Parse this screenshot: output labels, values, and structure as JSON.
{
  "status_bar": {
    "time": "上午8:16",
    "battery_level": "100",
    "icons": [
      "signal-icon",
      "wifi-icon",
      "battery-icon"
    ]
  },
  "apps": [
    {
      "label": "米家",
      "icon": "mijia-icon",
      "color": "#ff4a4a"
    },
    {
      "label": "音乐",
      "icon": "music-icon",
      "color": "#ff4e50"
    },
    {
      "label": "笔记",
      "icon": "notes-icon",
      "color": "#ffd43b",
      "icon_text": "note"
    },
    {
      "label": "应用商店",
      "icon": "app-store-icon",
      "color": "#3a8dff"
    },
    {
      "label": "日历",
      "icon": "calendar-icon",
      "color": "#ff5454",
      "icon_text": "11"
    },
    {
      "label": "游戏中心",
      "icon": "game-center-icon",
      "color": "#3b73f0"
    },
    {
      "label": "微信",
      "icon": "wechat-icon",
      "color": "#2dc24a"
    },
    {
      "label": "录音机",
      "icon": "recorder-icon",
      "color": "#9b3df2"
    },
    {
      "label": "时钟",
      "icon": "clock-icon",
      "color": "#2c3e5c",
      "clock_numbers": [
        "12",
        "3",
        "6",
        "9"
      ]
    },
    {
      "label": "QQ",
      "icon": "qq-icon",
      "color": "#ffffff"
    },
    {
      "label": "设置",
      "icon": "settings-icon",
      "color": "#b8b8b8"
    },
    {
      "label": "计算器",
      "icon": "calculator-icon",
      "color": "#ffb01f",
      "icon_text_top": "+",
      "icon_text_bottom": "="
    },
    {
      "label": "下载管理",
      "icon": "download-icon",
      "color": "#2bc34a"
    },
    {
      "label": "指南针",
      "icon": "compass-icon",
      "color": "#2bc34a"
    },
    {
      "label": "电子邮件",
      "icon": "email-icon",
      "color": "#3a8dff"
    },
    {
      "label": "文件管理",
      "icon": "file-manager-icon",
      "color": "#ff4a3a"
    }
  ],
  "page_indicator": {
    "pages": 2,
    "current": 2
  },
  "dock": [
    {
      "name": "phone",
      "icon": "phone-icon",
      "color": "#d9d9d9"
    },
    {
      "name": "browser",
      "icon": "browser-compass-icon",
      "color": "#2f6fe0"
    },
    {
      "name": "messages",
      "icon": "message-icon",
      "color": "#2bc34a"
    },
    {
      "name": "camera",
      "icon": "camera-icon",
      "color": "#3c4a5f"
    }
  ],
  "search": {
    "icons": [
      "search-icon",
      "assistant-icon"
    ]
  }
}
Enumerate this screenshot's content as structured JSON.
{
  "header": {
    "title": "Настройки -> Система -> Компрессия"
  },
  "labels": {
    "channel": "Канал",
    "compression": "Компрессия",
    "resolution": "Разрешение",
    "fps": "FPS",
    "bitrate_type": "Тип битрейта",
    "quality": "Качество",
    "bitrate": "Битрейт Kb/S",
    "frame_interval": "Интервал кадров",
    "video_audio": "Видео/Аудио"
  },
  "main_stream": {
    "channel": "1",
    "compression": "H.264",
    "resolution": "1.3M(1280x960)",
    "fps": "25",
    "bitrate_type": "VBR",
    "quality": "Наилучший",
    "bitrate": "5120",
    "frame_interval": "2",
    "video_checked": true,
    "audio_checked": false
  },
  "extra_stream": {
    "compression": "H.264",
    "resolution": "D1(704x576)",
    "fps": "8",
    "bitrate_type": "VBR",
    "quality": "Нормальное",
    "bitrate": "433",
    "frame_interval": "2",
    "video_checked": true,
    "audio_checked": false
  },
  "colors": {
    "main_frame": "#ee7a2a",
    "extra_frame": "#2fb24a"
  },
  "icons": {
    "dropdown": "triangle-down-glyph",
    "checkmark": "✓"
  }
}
****************************************
What to do: Lines containing the string "browser" are to be selected and copied.

Full answer:
      "name": "browser",
      "icon": "browser-compass-icon",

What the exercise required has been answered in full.